» WRITTEN PROBLEM
Set down the material below word for word, excluding the pictures.

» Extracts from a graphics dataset
★ ★ ★ ★ ★ ★ ★

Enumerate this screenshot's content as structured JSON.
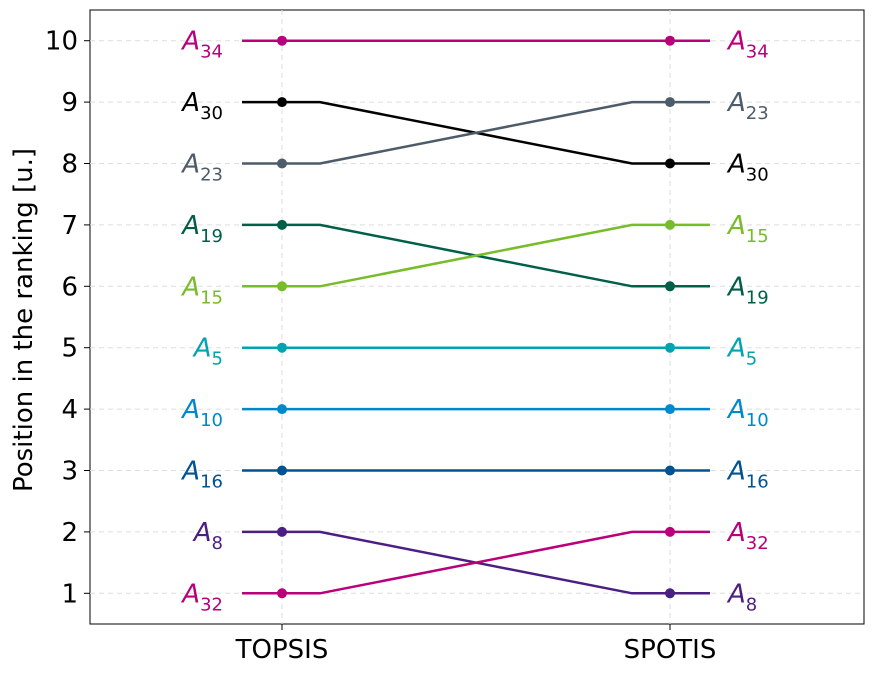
{
  "chart_data": {
    "type": "line",
    "title": "",
    "xlabel": "",
    "ylabel": "Position in the ranking [u.]",
    "categories": [
      "TOPSIS",
      "SPOTIS"
    ],
    "ylim": [
      0.5,
      10.5
    ],
    "yticks": [
      1,
      2,
      3,
      4,
      5,
      6,
      7,
      8,
      9,
      10
    ],
    "grid": true,
    "series": [
      {
        "name": "A34",
        "base": "A",
        "sub": "34",
        "color": "#b8007a",
        "values": [
          10,
          10
        ]
      },
      {
        "name": "A30",
        "base": "A",
        "sub": "30",
        "color": "#000000",
        "values": [
          9,
          8
        ]
      },
      {
        "name": "A23",
        "base": "A",
        "sub": "23",
        "color": "#4e5b6a",
        "values": [
          8,
          9
        ]
      },
      {
        "name": "A19",
        "base": "A",
        "sub": "19",
        "color": "#005f49",
        "values": [
          7,
          6
        ]
      },
      {
        "name": "A15",
        "base": "A",
        "sub": "15",
        "color": "#78bc29",
        "values": [
          6,
          7
        ]
      },
      {
        "name": "A5",
        "base": "A",
        "sub": "5",
        "color": "#00a3b0",
        "values": [
          5,
          5
        ]
      },
      {
        "name": "A10",
        "base": "A",
        "sub": "10",
        "color": "#0088cc",
        "values": [
          4,
          4
        ]
      },
      {
        "name": "A16",
        "base": "A",
        "sub": "16",
        "color": "#005290",
        "values": [
          3,
          3
        ]
      },
      {
        "name": "A8",
        "base": "A",
        "sub": "8",
        "color": "#4b1e83",
        "values": [
          2,
          1
        ]
      },
      {
        "name": "A32",
        "base": "A",
        "sub": "32",
        "color": "#b8007a",
        "values": [
          1,
          2
        ]
      }
    ]
  }
}
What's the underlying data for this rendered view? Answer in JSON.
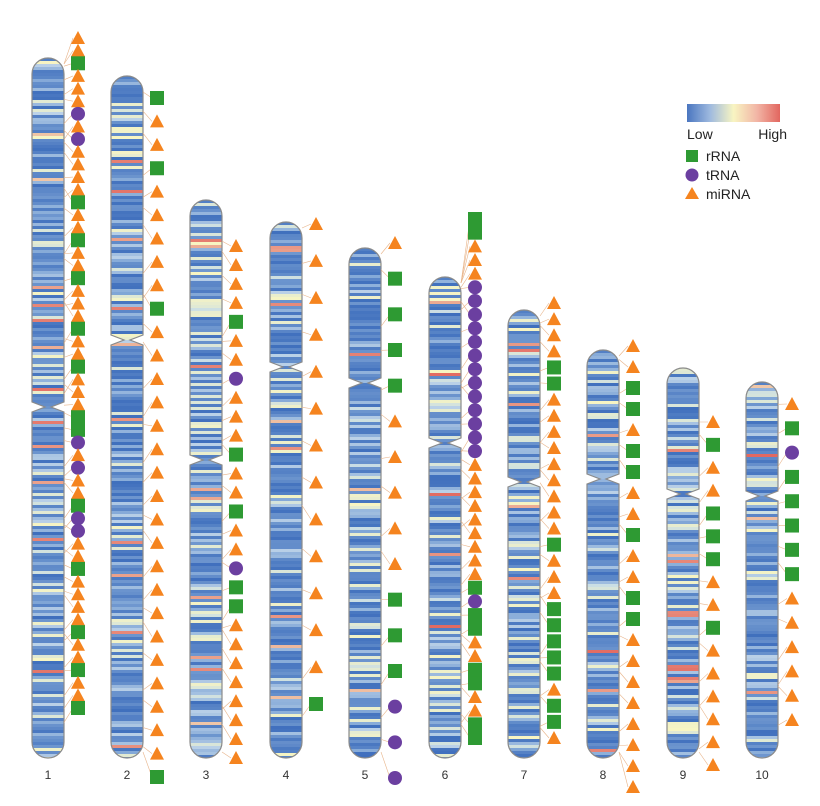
{
  "colors": {
    "rRNA": "#2e9a33",
    "tRNA": "#6b3fa0",
    "miRNA": "#f5841f",
    "heat_low": "#4a76c0",
    "heat_mid": "#f8f5c2",
    "heat_high": "#e2665f",
    "outline": "#8a8a8a",
    "leader": "#e8b48a"
  },
  "legend": {
    "low_label": "Low",
    "high_label": "High",
    "items": [
      {
        "type": "rRNA",
        "label": "rRNA",
        "shape": "square"
      },
      {
        "type": "tRNA",
        "label": "tRNA",
        "shape": "circle"
      },
      {
        "type": "miRNA",
        "label": "miRNA",
        "shape": "triangle"
      }
    ]
  },
  "chromosomes": [
    {
      "label": "1",
      "seed": 11,
      "markers": "TTSTTTCTCTTTTSTTSTTSTTTSTTSTTTSSCTCTTSCCTTSTTTTSTTSTTS"
    },
    {
      "label": "2",
      "seed": 23,
      "markers": "STTSTTTTTSTTTTTTTTTTTTTTTTTTTS"
    },
    {
      "label": "3",
      "seed": 37,
      "markers": "TTTTSTTCTTTSTTSTTCSSTTTTTTTT"
    },
    {
      "label": "4",
      "seed": 41,
      "markers": "TTTTTTTTTTTTTS"
    },
    {
      "label": "5",
      "seed": 53,
      "markers": "TSSSSTTTTTSSSCCC"
    },
    {
      "label": "6",
      "seed": 67,
      "markers": "SSTTTCCCCCCCCCCCCCTTTTTTTTTSCSSTTSSTTSS"
    },
    {
      "label": "7",
      "seed": 71,
      "markers": "TTTTSSTTTTTTTTTSTTTSSSSSTSST"
    },
    {
      "label": "8",
      "seed": 83,
      "markers": "TTSSTSSTTSTTSSTTTTTTTT"
    },
    {
      "label": "9",
      "seed": 97,
      "markers": "TSTTSSSTTSTTTTTT"
    },
    {
      "label": "10",
      "seed": 101,
      "markers": "TSCSSSSSTTTTTT"
    }
  ]
}
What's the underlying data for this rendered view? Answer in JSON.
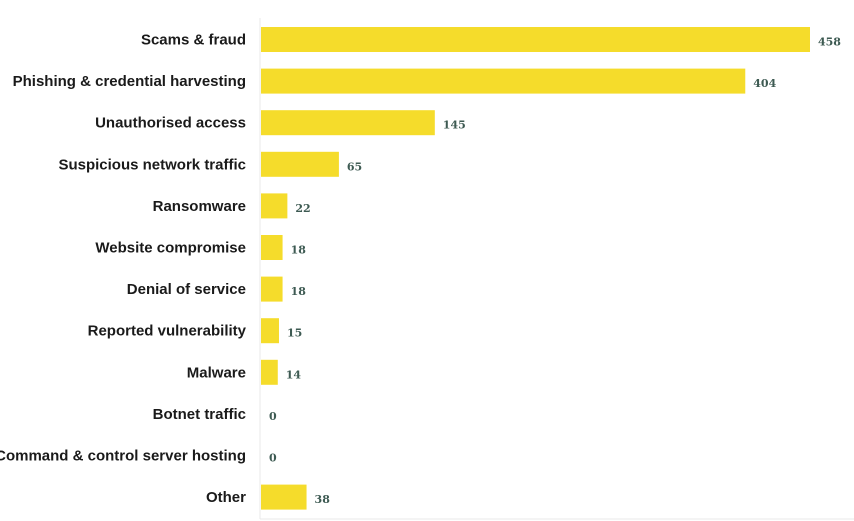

★ ★ ★ ★ ★ ★ ★

» EXERCISE RESULT
Enumerate this screenshot's content as structured JSON.
{
  "chart_data": {
    "type": "line",
    "title": "",
    "xlabel": "",
    "ylabel": "Position in the ranking [u.]",
    "categories": [
      "TOPSIS",
      "SPOTIS"
    ],
    "ylim": [
      0.5,
      10.5
    ],
    "yticks": [
      1,
      2,
      3,
      4,
      5,
      6,
      7,
      8,
      9,
      10
    ],
    "grid": true,
    "series": [
      {
        "name": "A34",
        "base": "A",
        "sub": "34",
        "color": "#b8007a",
        "values": [
          10,
          10
        ]
      },
      {
        "name": "A30",
        "base": "A",
        "sub": "30",
        "color": "#000000",
        "values": [
          9,
          8
        ]
      },
      {
        "name": "A23",
        "base": "A",
        "sub": "23",
        "color": "#4e5b6a",
        "values": [
          8,
          9
        ]
      },
      {
        "name": "A19",
        "base": "A",
        "sub": "19",
        "color": "#005f49",
        "values": [
          7,
          6
        ]
      },
      {
        "name": "A15",
        "base": "A",
        "sub": "15",
        "color": "#78bc29",
        "values": [
          6,
          7
        ]
      },
      {
        "name": "A5",
        "base": "A",
        "sub": "5",
        "color": "#00a3b0",
        "values": [
          5,
          5
        ]
      },
      {
        "name": "A10",
        "base": "A",
        "sub": "10",
        "color": "#0088cc",
        "values": [
          4,
          4
        ]
      },
      {
        "name": "A16",
        "base": "A",
        "sub": "16",
        "color": "#005290",
        "values": [
          3,
          3
        ]
      },
      {
        "name": "A8",
        "base": "A",
        "sub": "8",
        "color": "#4b1e83",
        "values": [
          2,
          1
        ]
      },
      {
        "name": "A32",
        "base": "A",
        "sub": "32",
        "color": "#b8007a",
        "values": [
          1,
          2
        ]
      }
    ]
  }
}
What's the underlying data for this rendered view? Answer in JSON.
{
  "colors": {
    "rRNA": "#2e9a33",
    "tRNA": "#6b3fa0",
    "miRNA": "#f5841f",
    "heat_low": "#4a76c0",
    "heat_mid": "#f8f5c2",
    "heat_high": "#e2665f",
    "outline": "#8a8a8a",
    "leader": "#e8b48a"
  },
  "legend": {
    "low_label": "Low",
    "high_label": "High",
    "items": [
      {
        "type": "rRNA",
        "label": "rRNA",
        "shape": "square"
      },
      {
        "type": "tRNA",
        "label": "tRNA",
        "shape": "circle"
      },
      {
        "type": "miRNA",
        "label": "miRNA",
        "shape": "triangle"
      }
    ]
  },
  "chromosomes": [
    {
      "label": "1",
      "seed": 11,
      "markers": "TTSTTTCTCTTTTSTTSTTSTTTSTTSTTTSSCTCTTSCCTTSTTTTSTTSTTS"
    },
    {
      "label": "2",
      "seed": 23,
      "markers": "STTSTTTTTSTTTTTTTTTTTTTTTTTTTS"
    },
    {
      "label": "3",
      "seed": 37,
      "markers": "TTTTSTTCTTTSTTSTTCSSTTTTTTTT"
    },
    {
      "label": "4",
      "seed": 41,
      "markers": "TTTTTTTTTTTTTS"
    },
    {
      "label": "5",
      "seed": 53,
      "markers": "TSSSSTTTTTSSSCCC"
    },
    {
      "label": "6",
      "seed": 67,
      "markers": "SSTTTCCCCCCCCCCCCCTTTTTTTTTSCSSTTSSTTSS"
    },
    {
      "label": "7",
      "seed": 71,
      "markers": "TTTTSSTTTTTTTTTSTTTSSSSSTSST"
    },
    {
      "label": "8",
      "seed": 83,
      "markers": "TTSSTSSTTSTTSSTTTTTTTT"
    },
    {
      "label": "9",
      "seed": 97,
      "markers": "TSTTSSSTTSTTTTTT"
    },
    {
      "label": "10",
      "seed": 101,
      "markers": "TSCSSSSSTTTTTT"
    }
  ]
}
What's the underlying data for this rendered view? Answer in JSON.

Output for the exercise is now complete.